Data tied to figure images
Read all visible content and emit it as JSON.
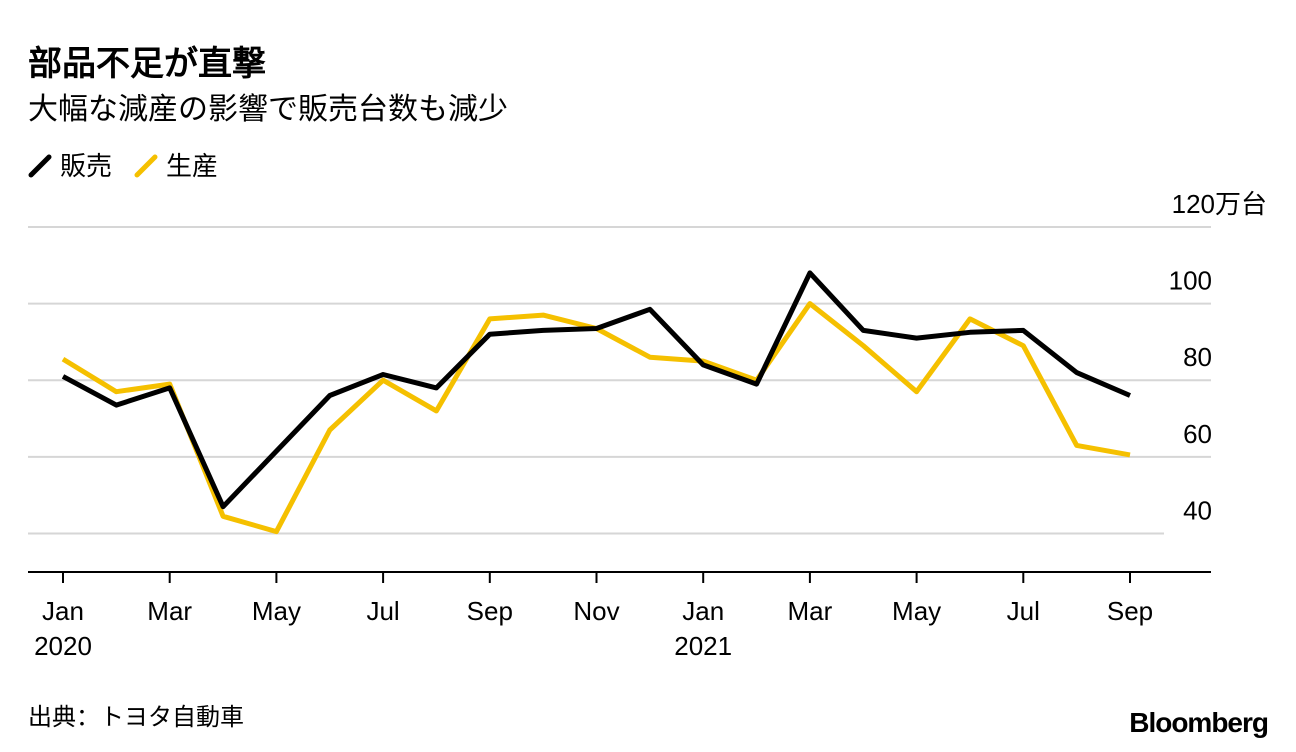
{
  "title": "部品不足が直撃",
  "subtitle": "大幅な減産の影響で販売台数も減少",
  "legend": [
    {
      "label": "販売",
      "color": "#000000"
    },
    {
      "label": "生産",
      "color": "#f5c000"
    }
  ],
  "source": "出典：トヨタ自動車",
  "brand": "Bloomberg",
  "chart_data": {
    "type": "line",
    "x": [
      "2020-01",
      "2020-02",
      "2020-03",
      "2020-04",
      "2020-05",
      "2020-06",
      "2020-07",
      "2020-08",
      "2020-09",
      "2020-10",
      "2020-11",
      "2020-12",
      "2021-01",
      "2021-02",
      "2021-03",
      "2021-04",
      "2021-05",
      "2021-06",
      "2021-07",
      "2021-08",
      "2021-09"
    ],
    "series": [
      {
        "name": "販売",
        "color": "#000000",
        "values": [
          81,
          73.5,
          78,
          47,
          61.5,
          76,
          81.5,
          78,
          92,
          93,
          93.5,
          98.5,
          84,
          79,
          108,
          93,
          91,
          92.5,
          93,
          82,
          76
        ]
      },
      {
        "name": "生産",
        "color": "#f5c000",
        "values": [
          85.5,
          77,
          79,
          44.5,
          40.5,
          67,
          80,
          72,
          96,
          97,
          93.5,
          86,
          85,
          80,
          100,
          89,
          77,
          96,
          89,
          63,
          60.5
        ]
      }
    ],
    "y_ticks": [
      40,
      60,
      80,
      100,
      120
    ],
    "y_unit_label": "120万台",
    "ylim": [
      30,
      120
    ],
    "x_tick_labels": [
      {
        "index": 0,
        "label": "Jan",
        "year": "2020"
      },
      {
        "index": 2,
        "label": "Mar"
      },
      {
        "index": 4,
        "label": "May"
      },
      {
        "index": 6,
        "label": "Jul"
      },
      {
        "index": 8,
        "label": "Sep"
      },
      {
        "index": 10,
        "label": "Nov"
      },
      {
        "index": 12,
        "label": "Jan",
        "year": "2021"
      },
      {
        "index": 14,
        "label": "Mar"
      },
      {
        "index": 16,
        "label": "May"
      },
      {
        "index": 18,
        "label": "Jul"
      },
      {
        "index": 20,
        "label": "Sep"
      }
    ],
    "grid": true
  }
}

* Set problem: From the entries above, list each line with "color" in it.

* Exercise result:
      "color": "#000000"
      "color": "#f5c000"
        "color": "#000000",
        "color": "#f5c000",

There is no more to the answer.